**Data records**

## start

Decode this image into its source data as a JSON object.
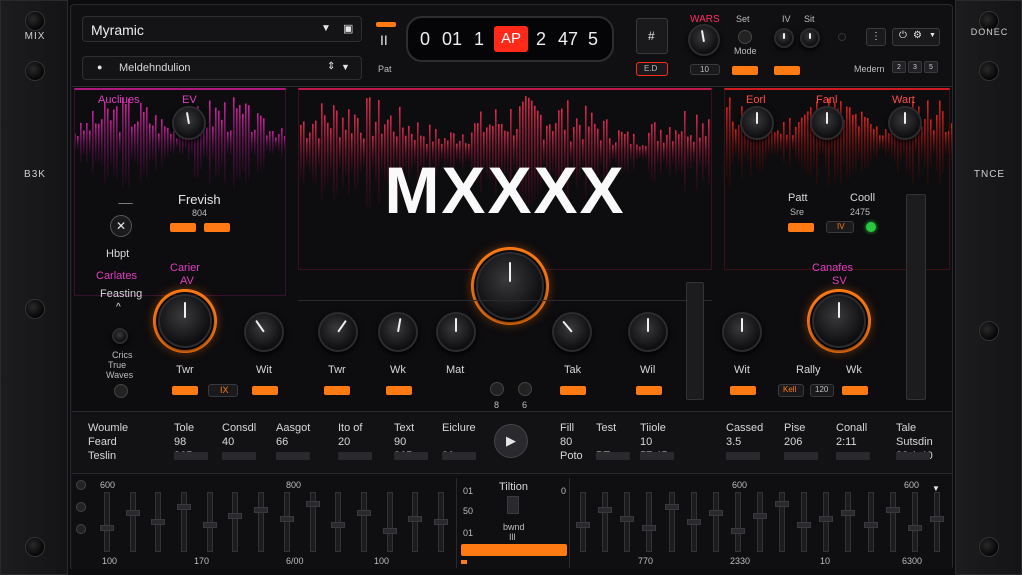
{
  "rack": {
    "left_top_label": "MIX",
    "left_side_label": "B3K",
    "right_top_label": "DONEC",
    "right_side_label": "TNCE"
  },
  "header": {
    "preset_name": "Myramic",
    "sub_preset": "Meldehndulion",
    "pause_label": "II",
    "pat_label": "Pat",
    "time_display": {
      "seg1": "0",
      "seg2": "01",
      "seg3": "1",
      "badge": "AP",
      "seg4": "2",
      "seg5": "47",
      "seg6": "5"
    },
    "hash_label": "#",
    "edit_label": "E.D",
    "knob_group_label": "WARS",
    "set_label": "Set",
    "mode_label": "Mode",
    "iv_label": "IV",
    "sit_label": "Sit",
    "small_a": "10",
    "modern_label": "Medern",
    "page_buttons": [
      "2",
      "3",
      "5"
    ]
  },
  "left_panel": {
    "title": "Aucliues",
    "knob_label": "EV",
    "name": "Frevish",
    "sub": "804",
    "hbpt_label": "Hbpt",
    "section_label": "Carlates",
    "feasting_label": "Feasting",
    "carier_label": "Carier",
    "av_label": "AV",
    "side_a": "Crics",
    "side_b": "True",
    "side_c": "Waves",
    "twr_label": "Twr",
    "wit_label": "Wit",
    "mid_badge": "IX"
  },
  "center": {
    "title": "MXXXX",
    "knobs": [
      {
        "label": "Twr"
      },
      {
        "label": "Wk"
      },
      {
        "label": "Mat"
      },
      {
        "label": "Tak"
      },
      {
        "label": "Wil"
      }
    ],
    "small_a": "8",
    "small_b": "6"
  },
  "right_panel": {
    "k1": "Eorl",
    "k2": "Fanl",
    "k3": "Wart",
    "patt_label": "Patt",
    "sre_label": "Sre",
    "cool_label": "Cooll",
    "cool_sub": "2475",
    "iv_badge": "IV",
    "section_label": "Canafes",
    "sv_label": "SV",
    "wit_label": "Wit",
    "rally_label": "Rally",
    "wk_label": "Wk",
    "badge1": "Kell",
    "badge2": "120"
  },
  "info_strip": {
    "cols": [
      {
        "h": "Woumle",
        "a": "Feard",
        "b": "Teslin"
      },
      {
        "h": "Tole",
        "a": "98",
        "b": "865"
      },
      {
        "h": "Consdl",
        "a": "40",
        "b": ""
      },
      {
        "h": "Aasgot",
        "a": "66",
        "b": ""
      },
      {
        "h": "Ito of",
        "a": "20",
        "b": ""
      },
      {
        "h": "Text",
        "a": "90",
        "b": "365"
      },
      {
        "h": "Eiclure",
        "a": "",
        "b": "80"
      },
      {
        "h": "Fill",
        "a": "80",
        "b": "Poto"
      },
      {
        "h": "Test",
        "a": "",
        "b": "PT"
      },
      {
        "h": "Tiiole",
        "a": "10",
        "b": "57.45"
      },
      {
        "h": "Cassed",
        "a": "3.5",
        "b": ""
      },
      {
        "h": "Pise",
        "a": "206",
        "b": ""
      },
      {
        "h": "Conall",
        "a": "2:11",
        "b": ""
      },
      {
        "h": "Tale",
        "a": "Sutsdin",
        "b": "32.1 40"
      }
    ]
  },
  "bottom": {
    "top_left": "600",
    "top_mid": "800",
    "tiltion": "Tiltion",
    "zero_a": "0",
    "zero_b": "0",
    "nums_small": [
      "01",
      "50",
      "01"
    ],
    "bwnd": "bwnd",
    "bwnd_b": "Ill",
    "top_right_a": "600",
    "top_right_b": "600",
    "bottom_labels": [
      "100",
      "170",
      "6/00",
      "100",
      "770",
      "2330",
      "10",
      "6300"
    ],
    "left_fader_levels": [
      0.45,
      0.7,
      0.55,
      0.8,
      0.5,
      0.65,
      0.75,
      0.6,
      0.85,
      0.5,
      0.7,
      0.4,
      0.6,
      0.55
    ],
    "right_fader_levels": [
      0.5,
      0.75,
      0.6,
      0.45,
      0.8,
      0.55,
      0.7,
      0.4,
      0.65,
      0.85,
      0.5,
      0.6,
      0.7,
      0.5,
      0.75,
      0.45,
      0.6
    ]
  },
  "colors": {
    "accent": "#ff7a12",
    "magenta": "#c0208c",
    "red": "#e01e3a",
    "badge_red": "#ff2a1a"
  }
}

## end

**Do this**
Word for word, quote the full listing, omitting every picture.

**Complete response**
Decode this image into its source data as a JSON object.
{
  "rack": {
    "left_top_label": "MIX",
    "left_side_label": "B3K",
    "right_top_label": "DONEC",
    "right_side_label": "TNCE"
  },
  "header": {
    "preset_name": "Myramic",
    "sub_preset": "Meldehndulion",
    "pause_label": "II",
    "pat_label": "Pat",
    "time_display": {
      "seg1": "0",
      "seg2": "01",
      "seg3": "1",
      "badge": "AP",
      "seg4": "2",
      "seg5": "47",
      "seg6": "5"
    },
    "hash_label": "#",
    "edit_label": "E.D",
    "knob_group_label": "WARS",
    "set_label": "Set",
    "mode_label": "Mode",
    "iv_label": "IV",
    "sit_label": "Sit",
    "small_a": "10",
    "modern_label": "Medern",
    "page_buttons": [
      "2",
      "3",
      "5"
    ]
  },
  "left_panel": {
    "title": "Aucliues",
    "knob_label": "EV",
    "name": "Frevish",
    "sub": "804",
    "hbpt_label": "Hbpt",
    "section_label": "Carlates",
    "feasting_label": "Feasting",
    "carier_label": "Carier",
    "av_label": "AV",
    "side_a": "Crics",
    "side_b": "True",
    "side_c": "Waves",
    "twr_label": "Twr",
    "wit_label": "Wit",
    "mid_badge": "IX"
  },
  "center": {
    "title": "MXXXX",
    "knobs": [
      {
        "label": "Twr"
      },
      {
        "label": "Wk"
      },
      {
        "label": "Mat"
      },
      {
        "label": "Tak"
      },
      {
        "label": "Wil"
      }
    ],
    "small_a": "8",
    "small_b": "6"
  },
  "right_panel": {
    "k1": "Eorl",
    "k2": "Fanl",
    "k3": "Wart",
    "patt_label": "Patt",
    "sre_label": "Sre",
    "cool_label": "Cooll",
    "cool_sub": "2475",
    "iv_badge": "IV",
    "section_label": "Canafes",
    "sv_label": "SV",
    "wit_label": "Wit",
    "rally_label": "Rally",
    "wk_label": "Wk",
    "badge1": "Kell",
    "badge2": "120"
  },
  "info_strip": {
    "cols": [
      {
        "h": "Woumle",
        "a": "Feard",
        "b": "Teslin"
      },
      {
        "h": "Tole",
        "a": "98",
        "b": "865"
      },
      {
        "h": "Consdl",
        "a": "40",
        "b": ""
      },
      {
        "h": "Aasgot",
        "a": "66",
        "b": ""
      },
      {
        "h": "Ito of",
        "a": "20",
        "b": ""
      },
      {
        "h": "Text",
        "a": "90",
        "b": "365"
      },
      {
        "h": "Eiclure",
        "a": "",
        "b": "80"
      },
      {
        "h": "Fill",
        "a": "80",
        "b": "Poto"
      },
      {
        "h": "Test",
        "a": "",
        "b": "PT"
      },
      {
        "h": "Tiiole",
        "a": "10",
        "b": "57.45"
      },
      {
        "h": "Cassed",
        "a": "3.5",
        "b": ""
      },
      {
        "h": "Pise",
        "a": "206",
        "b": ""
      },
      {
        "h": "Conall",
        "a": "2:11",
        "b": ""
      },
      {
        "h": "Tale",
        "a": "Sutsdin",
        "b": "32.1 40"
      }
    ]
  },
  "bottom": {
    "top_left": "600",
    "top_mid": "800",
    "tiltion": "Tiltion",
    "zero_a": "0",
    "zero_b": "0",
    "nums_small": [
      "01",
      "50",
      "01"
    ],
    "bwnd": "bwnd",
    "bwnd_b": "Ill",
    "top_right_a": "600",
    "top_right_b": "600",
    "bottom_labels": [
      "100",
      "170",
      "6/00",
      "100",
      "770",
      "2330",
      "10",
      "6300"
    ],
    "left_fader_levels": [
      0.45,
      0.7,
      0.55,
      0.8,
      0.5,
      0.65,
      0.75,
      0.6,
      0.85,
      0.5,
      0.7,
      0.4,
      0.6,
      0.55
    ],
    "right_fader_levels": [
      0.5,
      0.75,
      0.6,
      0.45,
      0.8,
      0.55,
      0.7,
      0.4,
      0.65,
      0.85,
      0.5,
      0.6,
      0.7,
      0.5,
      0.75,
      0.45,
      0.6
    ]
  },
  "colors": {
    "accent": "#ff7a12",
    "magenta": "#c0208c",
    "red": "#e01e3a",
    "badge_red": "#ff2a1a"
  }
}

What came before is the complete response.